**WHAT THE EXERCISE ASKS**
Where the string "拓展探究" occurs in the material below, report the whole line.

**PROVIDED MATERIAL**
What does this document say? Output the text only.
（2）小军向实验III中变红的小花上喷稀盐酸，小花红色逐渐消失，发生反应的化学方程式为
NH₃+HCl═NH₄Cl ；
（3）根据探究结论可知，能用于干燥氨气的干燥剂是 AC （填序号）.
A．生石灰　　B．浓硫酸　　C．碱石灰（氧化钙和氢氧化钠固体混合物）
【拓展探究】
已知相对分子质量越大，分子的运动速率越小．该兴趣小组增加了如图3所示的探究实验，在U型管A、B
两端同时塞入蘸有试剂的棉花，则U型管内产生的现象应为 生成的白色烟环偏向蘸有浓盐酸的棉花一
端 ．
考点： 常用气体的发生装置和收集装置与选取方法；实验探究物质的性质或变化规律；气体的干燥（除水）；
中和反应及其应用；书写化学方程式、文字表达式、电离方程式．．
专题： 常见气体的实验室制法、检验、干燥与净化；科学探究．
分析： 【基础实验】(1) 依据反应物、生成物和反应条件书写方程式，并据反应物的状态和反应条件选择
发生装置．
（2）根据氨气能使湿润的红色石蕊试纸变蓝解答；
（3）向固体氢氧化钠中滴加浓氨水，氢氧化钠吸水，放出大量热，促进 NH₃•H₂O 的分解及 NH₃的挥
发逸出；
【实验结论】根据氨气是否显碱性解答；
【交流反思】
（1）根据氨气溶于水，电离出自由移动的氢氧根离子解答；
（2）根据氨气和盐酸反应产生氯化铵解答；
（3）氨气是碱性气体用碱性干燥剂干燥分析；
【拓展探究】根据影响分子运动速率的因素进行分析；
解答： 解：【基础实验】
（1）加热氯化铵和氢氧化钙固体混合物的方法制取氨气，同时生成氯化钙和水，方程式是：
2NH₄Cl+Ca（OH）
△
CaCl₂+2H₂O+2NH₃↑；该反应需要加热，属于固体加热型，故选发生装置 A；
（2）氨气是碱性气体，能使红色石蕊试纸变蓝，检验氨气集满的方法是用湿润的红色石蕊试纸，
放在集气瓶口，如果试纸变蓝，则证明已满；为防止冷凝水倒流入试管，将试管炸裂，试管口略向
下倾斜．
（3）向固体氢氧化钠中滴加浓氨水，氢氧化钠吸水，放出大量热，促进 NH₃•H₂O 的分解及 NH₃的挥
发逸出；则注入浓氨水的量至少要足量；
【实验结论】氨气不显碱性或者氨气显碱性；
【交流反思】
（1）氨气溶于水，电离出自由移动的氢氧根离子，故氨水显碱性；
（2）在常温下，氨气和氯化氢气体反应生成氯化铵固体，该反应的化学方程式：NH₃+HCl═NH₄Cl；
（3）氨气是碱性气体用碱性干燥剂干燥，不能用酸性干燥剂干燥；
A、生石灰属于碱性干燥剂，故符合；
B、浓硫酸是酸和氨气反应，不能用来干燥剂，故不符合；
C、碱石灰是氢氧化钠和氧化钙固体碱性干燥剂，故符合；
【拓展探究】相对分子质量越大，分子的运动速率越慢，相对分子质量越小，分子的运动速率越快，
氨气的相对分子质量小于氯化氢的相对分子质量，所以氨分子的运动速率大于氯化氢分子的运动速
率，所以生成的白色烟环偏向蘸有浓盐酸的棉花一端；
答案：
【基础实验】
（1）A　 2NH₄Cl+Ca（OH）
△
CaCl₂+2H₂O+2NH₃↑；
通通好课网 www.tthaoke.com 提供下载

**OUTPUT BELOW**
【拓展探究】
【拓展探究】根据影响分子运动速率的因素进行分析；
【拓展探究】相对分子质量越大，分子的运动速率越慢，相对分子质量越小，分子的运动速率越快，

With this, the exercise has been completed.